* _The input_:

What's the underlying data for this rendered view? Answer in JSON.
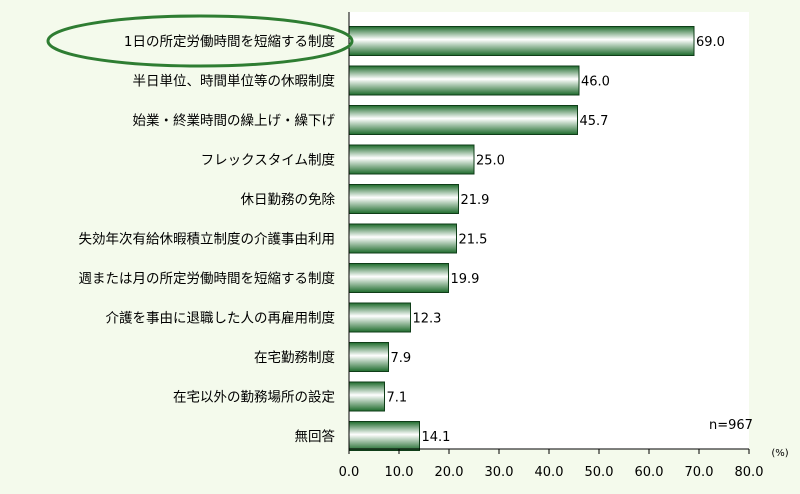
{
  "chart_data": {
    "type": "bar",
    "orientation": "horizontal",
    "categories": [
      "1日の所定労働時間を短縮する制度",
      "半日単位、時間単位等の休暇制度",
      "始業・終業時間の繰上げ・繰下げ",
      "フレックスタイム制度",
      "休日勤務の免除",
      "失効年次有給休暇積立制度の介護事由利用",
      "週または月の所定労働時間を短縮する制度",
      "介護を事由に退職した人の再雇用制度",
      "在宅勤務制度",
      "在宅以外の勤務場所の設定",
      "無回答"
    ],
    "values": [
      69.0,
      46.0,
      45.7,
      25.0,
      21.9,
      21.5,
      19.9,
      12.3,
      7.9,
      7.1,
      14.1
    ],
    "value_labels": [
      "69.0",
      "46.0",
      "45.7",
      "25.0",
      "21.9",
      "21.5",
      "19.9",
      "12.3",
      "7.9",
      "7.1",
      "14.1"
    ],
    "xlim": [
      0,
      80
    ],
    "x_ticks": [
      "0.0",
      "10.0",
      "20.0",
      "30.0",
      "40.0",
      "50.0",
      "60.0",
      "70.0",
      "80.0"
    ],
    "unit_label": "(%)",
    "sample_note": "n=967",
    "highlighted_category": "1日の所定労働時間を短縮する制度",
    "grid": false,
    "colors": {
      "background": "#f4faec",
      "plot_background": "#ffffff",
      "bar_dark": "#1e6b2c",
      "bar_light": "#ffffff",
      "highlight_ellipse": "#2e7d32"
    }
  }
}
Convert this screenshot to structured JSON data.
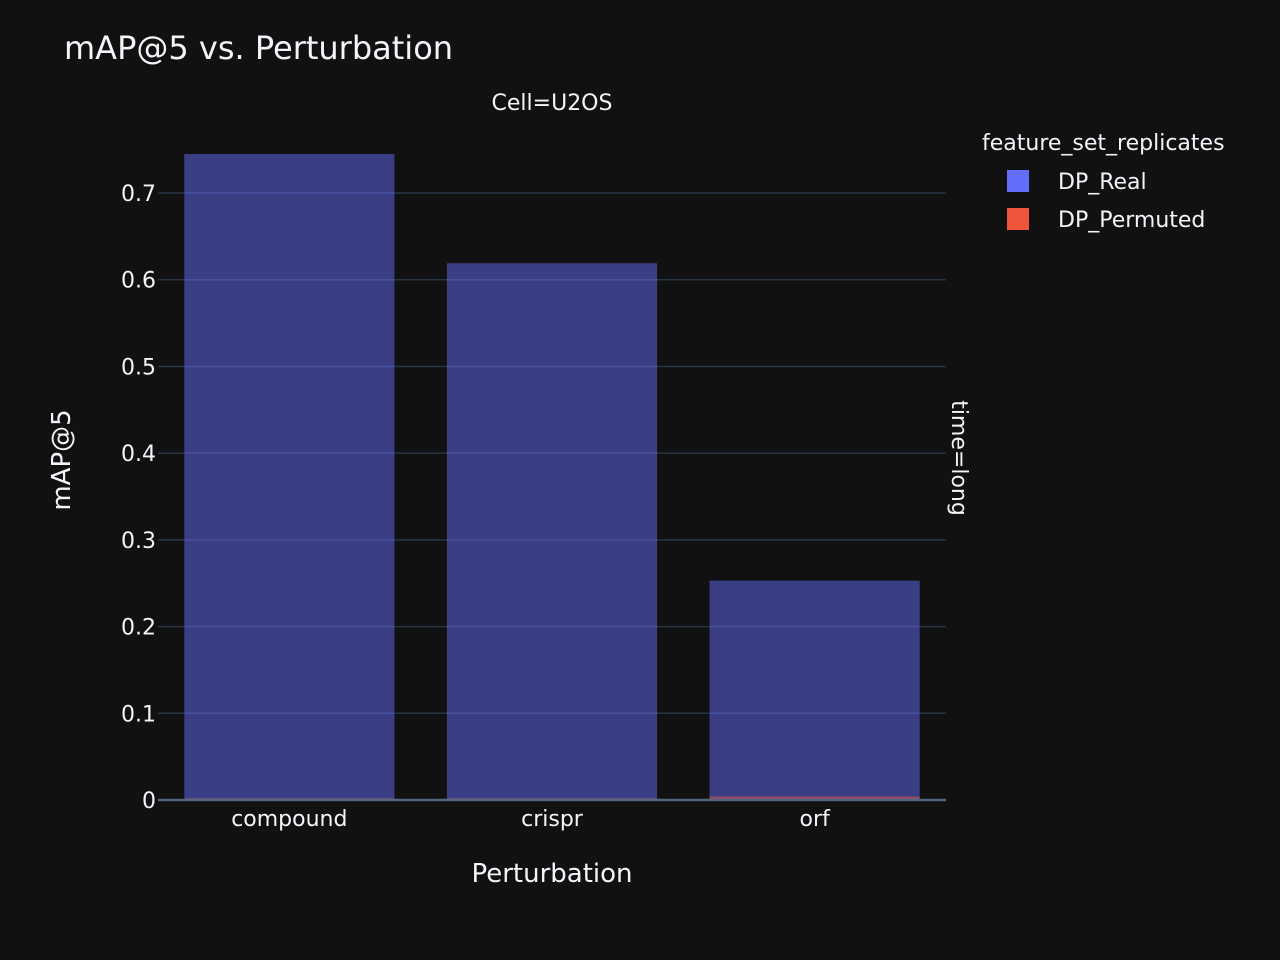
{
  "chart_data": {
    "type": "bar",
    "title": "mAP@5 vs. Perturbation",
    "facet_col_label": "Cell=U2OS",
    "facet_row_label": "time=long",
    "xlabel": "Perturbation",
    "ylabel": "mAP@5",
    "categories": [
      "compound",
      "crispr",
      "orf"
    ],
    "ylim": [
      0,
      0.745
    ],
    "yticks": [
      0,
      0.1,
      0.2,
      0.3,
      0.4,
      0.5,
      0.6,
      0.7
    ],
    "ytick_labels": [
      "0",
      "0.1",
      "0.2",
      "0.3",
      "0.4",
      "0.5",
      "0.6",
      "0.7"
    ],
    "grid": true,
    "barmode": "overlay",
    "legend": {
      "title": "feature_set_replicates",
      "placement": "top-right"
    },
    "series": [
      {
        "name": "DP_Real",
        "values": [
          0.745,
          0.619,
          0.253
        ],
        "color": "#636efa"
      },
      {
        "name": "DP_Permuted",
        "values": [
          0.002,
          0.002,
          0.004
        ],
        "color": "#ef553b"
      }
    ]
  }
}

* _Aim of the exercise_: Beginning with the line that holds "Convert this screenshot", output each line to the end of the material above, exactly, omitting the pictures.

* _Solution to this problem_:
Convert this screenshot to structured JSON data.
{
  "chart_data": {
    "type": "bar",
    "title": "mAP@5 vs. Perturbation",
    "facet_col_label": "Cell=U2OS",
    "facet_row_label": "time=long",
    "xlabel": "Perturbation",
    "ylabel": "mAP@5",
    "categories": [
      "compound",
      "crispr",
      "orf"
    ],
    "ylim": [
      0,
      0.745
    ],
    "yticks": [
      0,
      0.1,
      0.2,
      0.3,
      0.4,
      0.5,
      0.6,
      0.7
    ],
    "ytick_labels": [
      "0",
      "0.1",
      "0.2",
      "0.3",
      "0.4",
      "0.5",
      "0.6",
      "0.7"
    ],
    "grid": true,
    "barmode": "overlay",
    "legend": {
      "title": "feature_set_replicates",
      "placement": "top-right"
    },
    "series": [
      {
        "name": "DP_Real",
        "values": [
          0.745,
          0.619,
          0.253
        ],
        "color": "#636efa"
      },
      {
        "name": "DP_Permuted",
        "values": [
          0.002,
          0.002,
          0.004
        ],
        "color": "#ef553b"
      }
    ]
  }
}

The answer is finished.